===== TEXTE

Le smartphone et la plume

Pierre-Jean Dessertine

   L’attention au smartphone et à la plume viennent en articulation décisive d’une démarche visant à éclairer le lien entre l’humanité et la nature.
   Car face à l’impuissance des humains à inverser leur rapport à l’environnement naturel et remédier à la brutale dégradation, par leur action, de la vitalité sur notre planète, n’est-il pas temps d’interroger le rapport de l’espèce humaine à la biosphère ?

  
   La vision du monde qui prévaut aujourd’hui, et qui est portée par la pensée occidentale, est celle de la déliaison de l’humanité et de la nature. Cette idée est héritée de Descartes qui justifiait une autonomie propre de l’humanité à côté de la nature par la volonté divine qui avait octroyé aux seuls humains une « âme » libre avec comme attribut principal la raison – raison qui, selon lui, ne pouvait que servir aux hommes à connaître leur environnement naturel afin de l’utiliser à leur profit, ce qui les met en position d’être, selon ses propres mots, comme « maîtres et possesseurs » de la nature.

==========

# OBJECTIFS:
a) D'après le texte, de quel penseur est héritée l'idée de la déliaison de l'humanité et de la nature ?
b) Mettez dans un tableau Markdown à deux colonnes, « Rang » et « Ligne », les lignes des enregistrements allant de celle qui contient « 264, 862, 282] » jusqu'à celle qui contient « 192, 691, 208] » incluse, sans les lignes vides.

===== EXTRAITS DE DONNÉES

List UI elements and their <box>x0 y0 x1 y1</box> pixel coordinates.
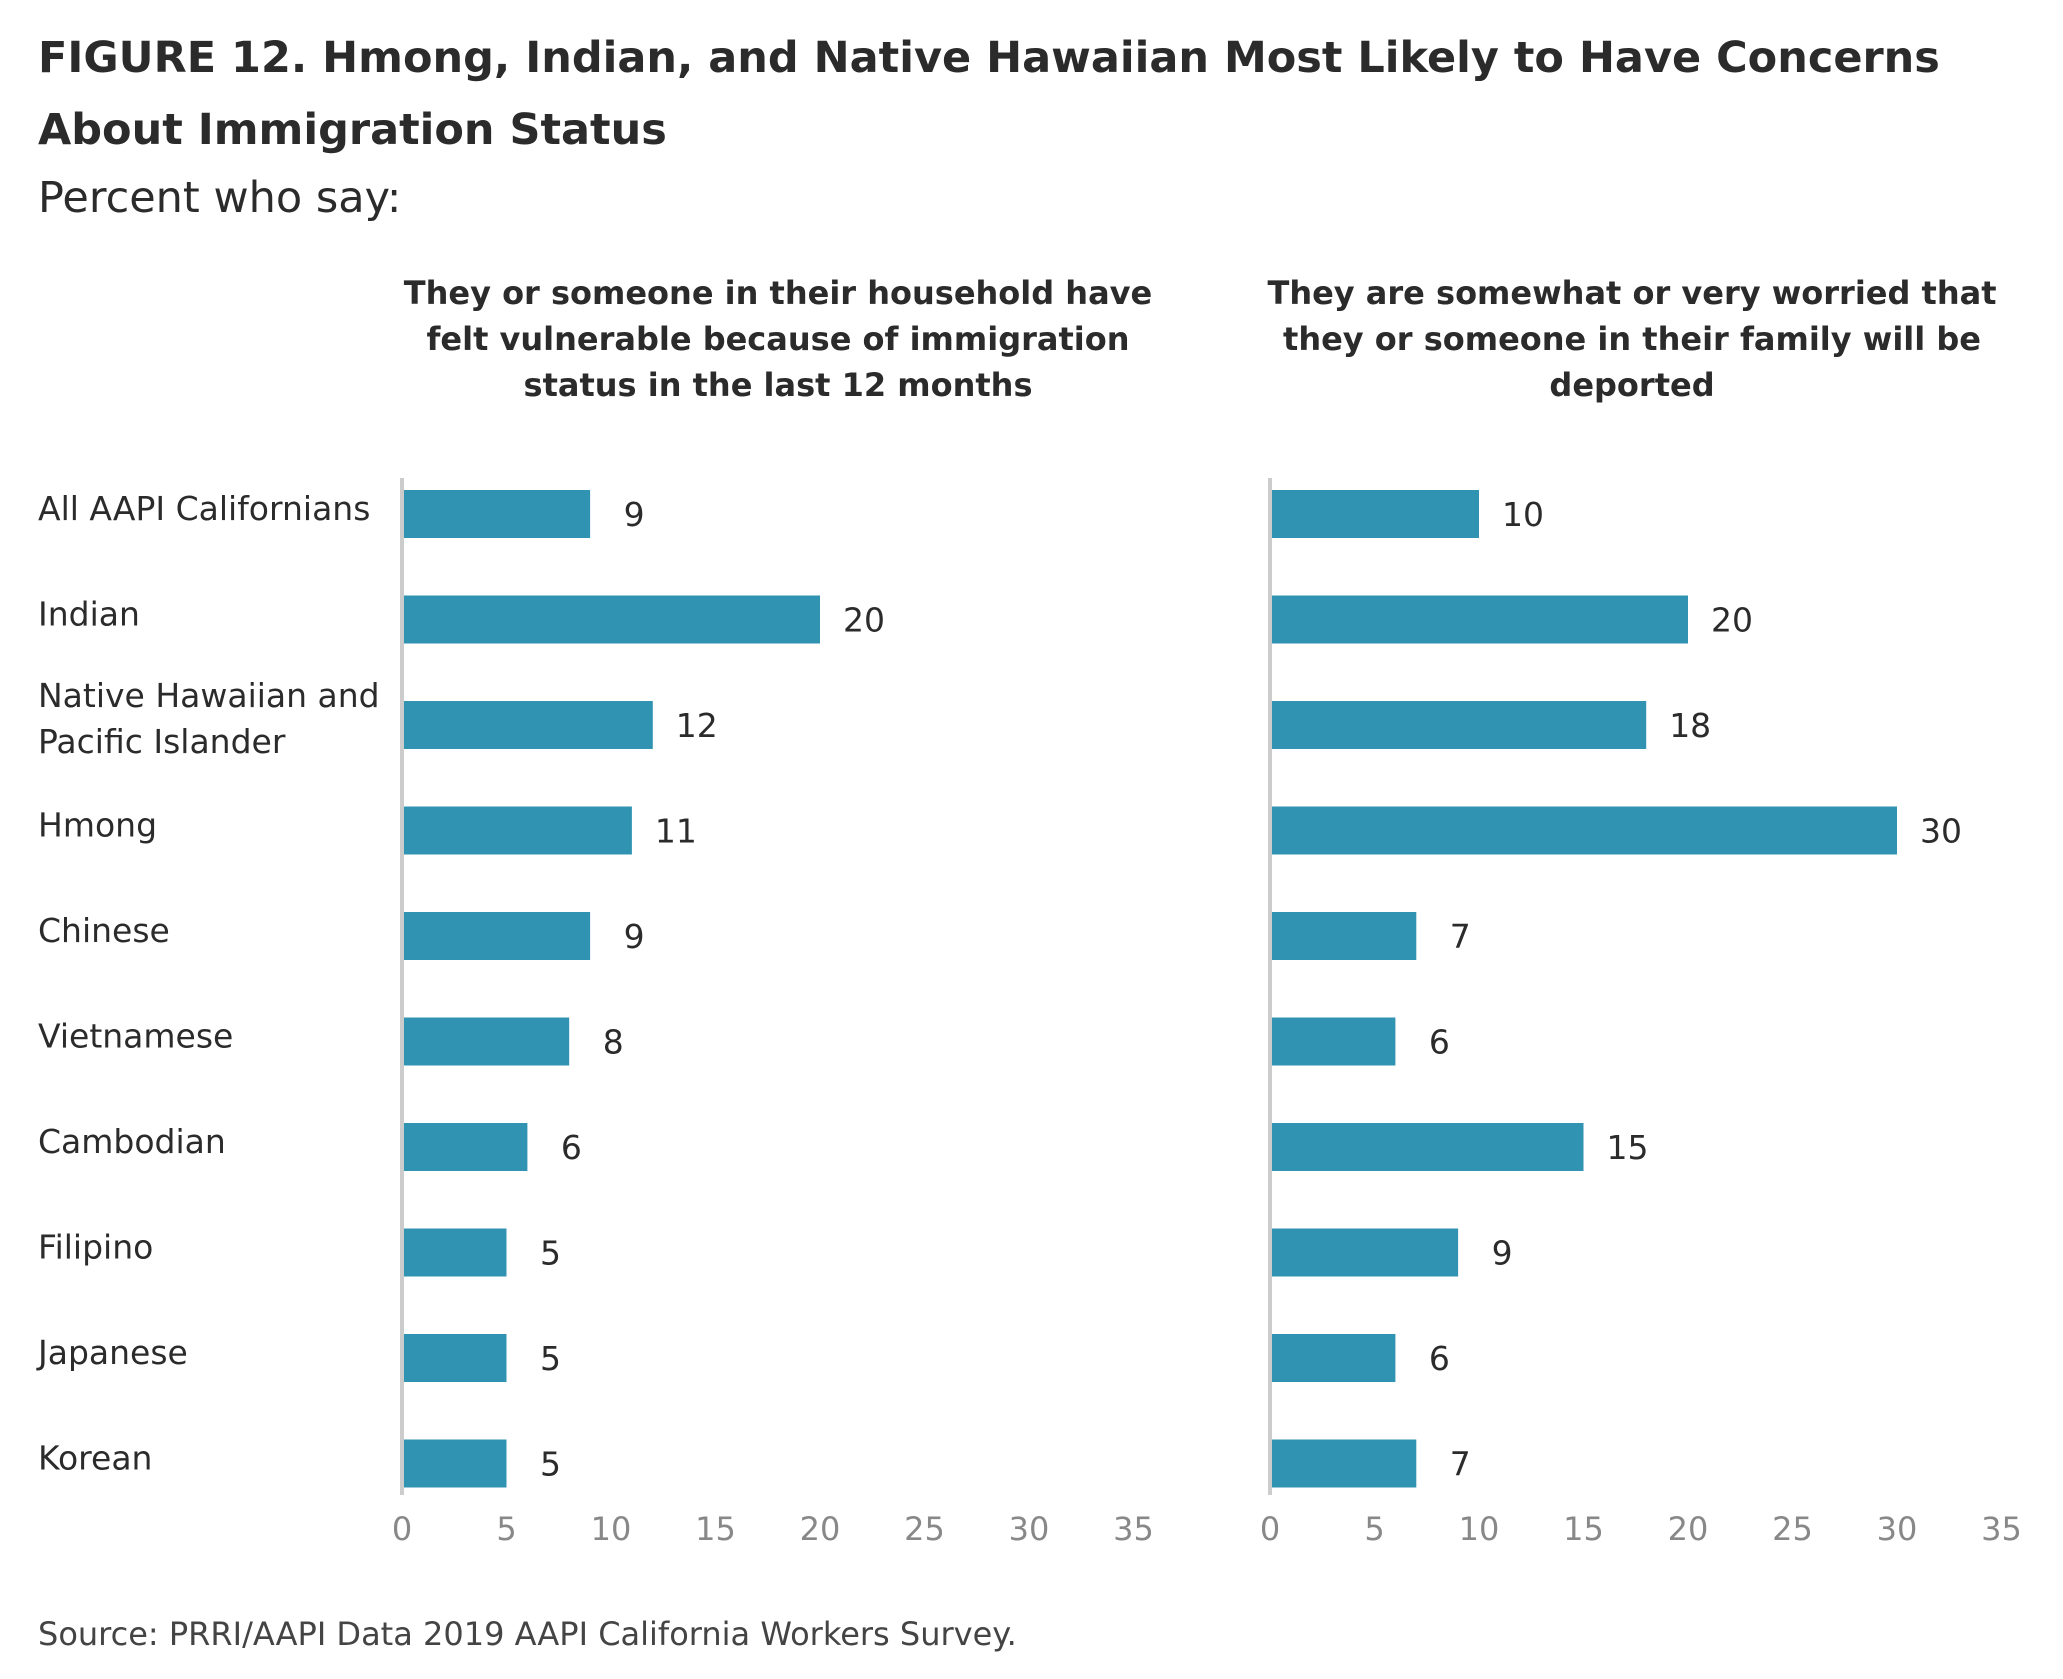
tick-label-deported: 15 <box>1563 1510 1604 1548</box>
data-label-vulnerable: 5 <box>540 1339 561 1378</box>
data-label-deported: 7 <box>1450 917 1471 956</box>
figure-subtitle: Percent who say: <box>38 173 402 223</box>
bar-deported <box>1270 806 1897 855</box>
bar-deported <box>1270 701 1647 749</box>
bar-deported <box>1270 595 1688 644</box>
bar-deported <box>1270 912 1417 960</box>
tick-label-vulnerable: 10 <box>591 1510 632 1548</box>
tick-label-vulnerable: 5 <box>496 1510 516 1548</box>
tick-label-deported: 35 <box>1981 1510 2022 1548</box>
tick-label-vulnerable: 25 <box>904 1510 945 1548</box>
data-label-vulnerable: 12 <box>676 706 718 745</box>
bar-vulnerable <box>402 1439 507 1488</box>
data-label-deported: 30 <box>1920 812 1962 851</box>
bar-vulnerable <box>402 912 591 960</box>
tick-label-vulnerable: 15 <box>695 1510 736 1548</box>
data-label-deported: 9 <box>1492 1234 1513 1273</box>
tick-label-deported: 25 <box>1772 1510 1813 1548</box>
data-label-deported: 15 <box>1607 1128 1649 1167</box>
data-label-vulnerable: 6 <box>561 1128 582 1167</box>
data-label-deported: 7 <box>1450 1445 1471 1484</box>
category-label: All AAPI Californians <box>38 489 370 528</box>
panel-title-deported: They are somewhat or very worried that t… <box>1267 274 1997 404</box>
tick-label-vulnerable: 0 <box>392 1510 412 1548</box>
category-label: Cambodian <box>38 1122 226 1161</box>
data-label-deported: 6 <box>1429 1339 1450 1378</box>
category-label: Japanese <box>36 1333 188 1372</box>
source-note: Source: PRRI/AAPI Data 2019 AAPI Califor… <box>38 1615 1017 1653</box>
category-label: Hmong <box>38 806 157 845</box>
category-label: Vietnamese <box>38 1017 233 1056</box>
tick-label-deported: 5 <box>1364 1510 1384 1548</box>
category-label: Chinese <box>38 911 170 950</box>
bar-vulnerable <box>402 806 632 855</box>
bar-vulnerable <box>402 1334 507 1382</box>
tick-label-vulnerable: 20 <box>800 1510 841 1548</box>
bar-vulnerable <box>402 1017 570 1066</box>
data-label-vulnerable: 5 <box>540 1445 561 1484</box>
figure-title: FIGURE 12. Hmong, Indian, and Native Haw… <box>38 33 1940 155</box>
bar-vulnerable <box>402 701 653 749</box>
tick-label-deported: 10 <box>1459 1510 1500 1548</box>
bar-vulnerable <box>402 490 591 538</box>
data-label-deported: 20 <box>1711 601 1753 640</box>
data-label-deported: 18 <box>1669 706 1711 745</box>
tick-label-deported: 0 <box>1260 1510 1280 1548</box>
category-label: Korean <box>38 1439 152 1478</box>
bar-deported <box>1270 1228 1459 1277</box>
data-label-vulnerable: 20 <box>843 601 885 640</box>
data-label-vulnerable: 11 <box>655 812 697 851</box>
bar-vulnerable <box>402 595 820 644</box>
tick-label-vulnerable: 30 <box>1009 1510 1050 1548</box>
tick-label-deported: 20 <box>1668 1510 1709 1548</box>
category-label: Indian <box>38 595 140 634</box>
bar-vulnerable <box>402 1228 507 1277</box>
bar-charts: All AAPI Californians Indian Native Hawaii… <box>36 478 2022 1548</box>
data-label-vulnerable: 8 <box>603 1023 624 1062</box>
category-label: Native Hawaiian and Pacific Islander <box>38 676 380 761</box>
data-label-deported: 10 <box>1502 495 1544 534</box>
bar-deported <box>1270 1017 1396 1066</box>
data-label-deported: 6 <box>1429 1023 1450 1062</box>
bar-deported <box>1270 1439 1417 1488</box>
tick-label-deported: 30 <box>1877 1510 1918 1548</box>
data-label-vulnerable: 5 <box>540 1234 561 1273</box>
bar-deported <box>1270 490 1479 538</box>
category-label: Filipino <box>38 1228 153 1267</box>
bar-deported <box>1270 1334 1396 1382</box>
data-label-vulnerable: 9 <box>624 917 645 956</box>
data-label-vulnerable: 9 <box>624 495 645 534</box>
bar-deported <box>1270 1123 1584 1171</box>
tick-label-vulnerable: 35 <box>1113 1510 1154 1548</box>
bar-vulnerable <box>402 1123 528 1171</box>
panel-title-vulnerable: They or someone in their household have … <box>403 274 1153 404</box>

==========
===== EXTRAITS DE DONNÉES

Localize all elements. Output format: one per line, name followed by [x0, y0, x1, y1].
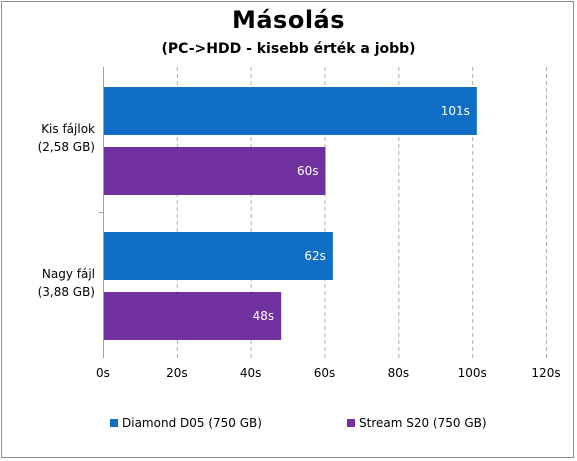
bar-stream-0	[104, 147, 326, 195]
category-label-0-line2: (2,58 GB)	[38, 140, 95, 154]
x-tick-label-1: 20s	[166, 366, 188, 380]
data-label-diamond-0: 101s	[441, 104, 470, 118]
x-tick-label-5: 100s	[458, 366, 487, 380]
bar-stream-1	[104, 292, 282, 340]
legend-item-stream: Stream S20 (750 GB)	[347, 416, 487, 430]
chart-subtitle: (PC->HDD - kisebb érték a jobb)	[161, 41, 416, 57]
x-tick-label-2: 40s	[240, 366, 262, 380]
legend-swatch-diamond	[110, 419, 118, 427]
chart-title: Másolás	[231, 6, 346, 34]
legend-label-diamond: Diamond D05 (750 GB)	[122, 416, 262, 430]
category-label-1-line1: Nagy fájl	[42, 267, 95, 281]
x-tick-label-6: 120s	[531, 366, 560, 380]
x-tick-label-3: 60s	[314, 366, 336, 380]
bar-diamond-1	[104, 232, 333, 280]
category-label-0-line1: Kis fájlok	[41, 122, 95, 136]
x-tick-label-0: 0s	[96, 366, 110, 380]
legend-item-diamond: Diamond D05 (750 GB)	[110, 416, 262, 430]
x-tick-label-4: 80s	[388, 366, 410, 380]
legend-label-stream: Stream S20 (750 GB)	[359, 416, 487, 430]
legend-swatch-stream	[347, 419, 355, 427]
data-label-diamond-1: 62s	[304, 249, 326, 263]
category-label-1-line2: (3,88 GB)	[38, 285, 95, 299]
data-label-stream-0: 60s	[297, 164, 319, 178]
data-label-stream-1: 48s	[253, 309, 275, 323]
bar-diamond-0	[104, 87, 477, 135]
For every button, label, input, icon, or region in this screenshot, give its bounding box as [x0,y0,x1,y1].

==========
===== EXTRAITS DE DONNÉES

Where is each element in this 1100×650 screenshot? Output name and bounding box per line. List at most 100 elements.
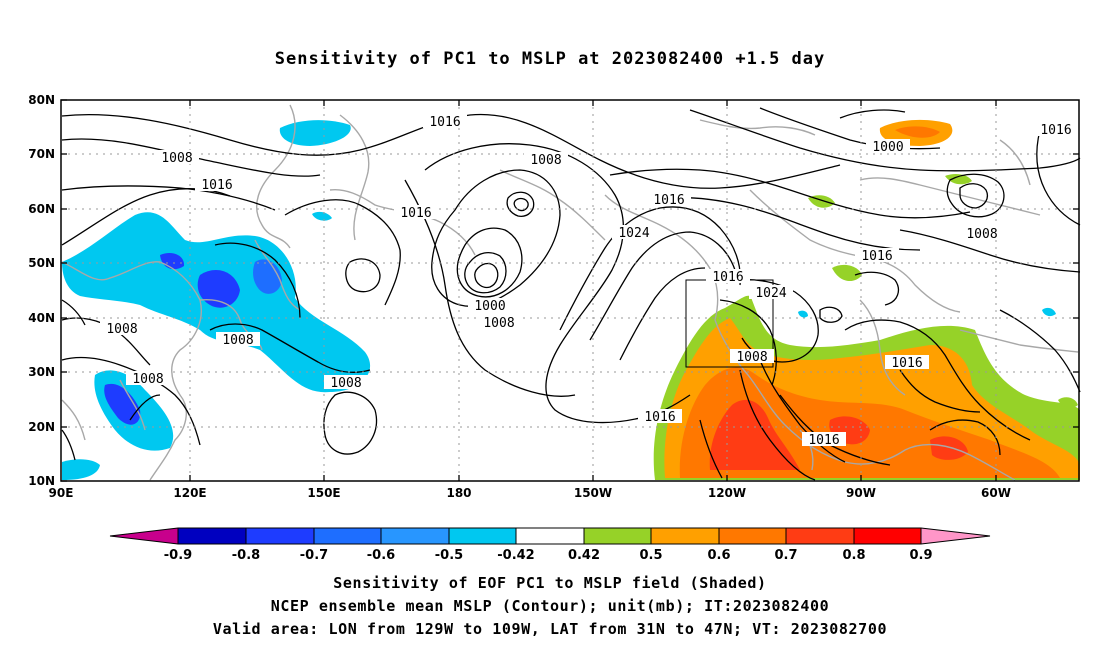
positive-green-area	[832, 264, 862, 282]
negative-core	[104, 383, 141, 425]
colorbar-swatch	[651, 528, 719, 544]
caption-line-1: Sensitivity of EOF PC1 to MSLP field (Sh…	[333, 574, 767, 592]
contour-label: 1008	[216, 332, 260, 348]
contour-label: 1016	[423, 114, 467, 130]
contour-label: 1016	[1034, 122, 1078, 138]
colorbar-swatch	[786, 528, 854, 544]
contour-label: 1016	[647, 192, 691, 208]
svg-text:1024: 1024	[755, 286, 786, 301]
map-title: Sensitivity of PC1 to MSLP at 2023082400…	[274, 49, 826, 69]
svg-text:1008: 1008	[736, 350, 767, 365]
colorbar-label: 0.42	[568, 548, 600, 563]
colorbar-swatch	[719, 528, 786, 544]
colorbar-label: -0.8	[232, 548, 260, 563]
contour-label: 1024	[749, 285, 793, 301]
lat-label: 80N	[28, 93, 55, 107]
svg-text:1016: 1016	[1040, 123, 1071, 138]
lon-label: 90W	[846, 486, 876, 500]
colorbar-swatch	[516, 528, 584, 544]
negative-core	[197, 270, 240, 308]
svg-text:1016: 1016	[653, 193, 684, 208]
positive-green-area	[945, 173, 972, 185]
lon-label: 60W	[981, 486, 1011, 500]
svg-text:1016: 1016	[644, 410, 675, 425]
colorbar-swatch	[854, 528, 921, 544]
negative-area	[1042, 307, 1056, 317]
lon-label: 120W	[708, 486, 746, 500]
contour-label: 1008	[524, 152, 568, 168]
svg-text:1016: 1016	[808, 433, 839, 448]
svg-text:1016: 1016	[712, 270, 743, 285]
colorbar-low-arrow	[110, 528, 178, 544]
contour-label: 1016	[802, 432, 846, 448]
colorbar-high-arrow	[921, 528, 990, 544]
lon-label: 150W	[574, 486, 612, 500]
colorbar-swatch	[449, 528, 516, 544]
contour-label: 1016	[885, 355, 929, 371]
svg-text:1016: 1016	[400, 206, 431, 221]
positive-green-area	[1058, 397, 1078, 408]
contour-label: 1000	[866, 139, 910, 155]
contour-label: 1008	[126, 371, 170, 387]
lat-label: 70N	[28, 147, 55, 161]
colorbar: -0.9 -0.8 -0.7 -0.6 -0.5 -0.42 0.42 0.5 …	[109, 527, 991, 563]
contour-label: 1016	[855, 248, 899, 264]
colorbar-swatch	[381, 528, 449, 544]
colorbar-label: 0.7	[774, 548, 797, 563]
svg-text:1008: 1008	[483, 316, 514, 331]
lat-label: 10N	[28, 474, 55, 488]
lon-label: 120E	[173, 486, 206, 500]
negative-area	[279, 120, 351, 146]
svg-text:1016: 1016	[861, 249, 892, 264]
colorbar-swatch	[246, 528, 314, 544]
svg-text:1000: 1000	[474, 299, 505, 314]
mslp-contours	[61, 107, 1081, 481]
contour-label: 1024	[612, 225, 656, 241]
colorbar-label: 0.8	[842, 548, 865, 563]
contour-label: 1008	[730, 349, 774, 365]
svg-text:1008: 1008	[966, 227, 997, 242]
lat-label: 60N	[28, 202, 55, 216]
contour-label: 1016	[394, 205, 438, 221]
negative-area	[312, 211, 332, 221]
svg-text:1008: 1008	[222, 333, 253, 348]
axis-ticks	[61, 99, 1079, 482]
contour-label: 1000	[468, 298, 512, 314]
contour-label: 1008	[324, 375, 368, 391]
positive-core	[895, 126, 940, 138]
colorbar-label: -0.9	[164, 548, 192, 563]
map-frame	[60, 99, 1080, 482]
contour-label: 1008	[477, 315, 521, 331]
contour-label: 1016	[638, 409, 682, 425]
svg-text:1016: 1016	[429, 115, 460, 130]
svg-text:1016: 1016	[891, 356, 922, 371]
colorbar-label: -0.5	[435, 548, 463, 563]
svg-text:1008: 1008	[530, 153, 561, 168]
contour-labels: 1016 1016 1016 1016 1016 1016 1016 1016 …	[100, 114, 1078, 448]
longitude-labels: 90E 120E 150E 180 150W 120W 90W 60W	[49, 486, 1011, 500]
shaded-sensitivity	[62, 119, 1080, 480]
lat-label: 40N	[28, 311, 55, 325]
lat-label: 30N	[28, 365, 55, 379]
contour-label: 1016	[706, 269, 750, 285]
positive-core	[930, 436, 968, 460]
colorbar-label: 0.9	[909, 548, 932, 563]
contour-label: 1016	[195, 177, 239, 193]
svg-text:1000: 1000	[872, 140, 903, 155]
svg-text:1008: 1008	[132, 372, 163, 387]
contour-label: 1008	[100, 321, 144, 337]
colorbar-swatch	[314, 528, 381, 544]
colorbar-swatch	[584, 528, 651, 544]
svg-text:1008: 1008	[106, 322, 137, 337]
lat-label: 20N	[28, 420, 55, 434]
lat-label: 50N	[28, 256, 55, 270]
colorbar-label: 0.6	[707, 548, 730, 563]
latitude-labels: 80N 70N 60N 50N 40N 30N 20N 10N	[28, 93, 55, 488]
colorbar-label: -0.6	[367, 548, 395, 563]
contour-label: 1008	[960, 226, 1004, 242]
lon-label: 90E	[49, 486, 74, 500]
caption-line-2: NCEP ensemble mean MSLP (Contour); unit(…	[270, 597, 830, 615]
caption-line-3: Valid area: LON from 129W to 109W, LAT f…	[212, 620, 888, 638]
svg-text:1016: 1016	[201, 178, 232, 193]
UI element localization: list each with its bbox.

==========

# SOLUTIONS:
a) De Descartes.

b)
| Rang | Ligne |
|---|---|
| 1 | positive-green-area	[832, 264, 862, 282] |
| 2 | negative-core	[104, 383, 141, 425] |
| 3 | colorbar-swatch	[651, 528, 719, 544] |
| 4 | caption-line-1: Sensitivity of EOF PC1 to MSLP field (Sh…	[333, 574, 767, 592] |
| 5 | contour-label: 1008	[216, 332, 260, 348] |
| 6 | contour-label: 1016	[423, 114, 467, 130] |
| 7 | contour-label: 1016	[1034, 122, 1078, 138] |
| 8 | colorbar-swatch	[786, 528, 854, 544] |
| 9 | contour-label: 1016	[647, 192, 691, 208] |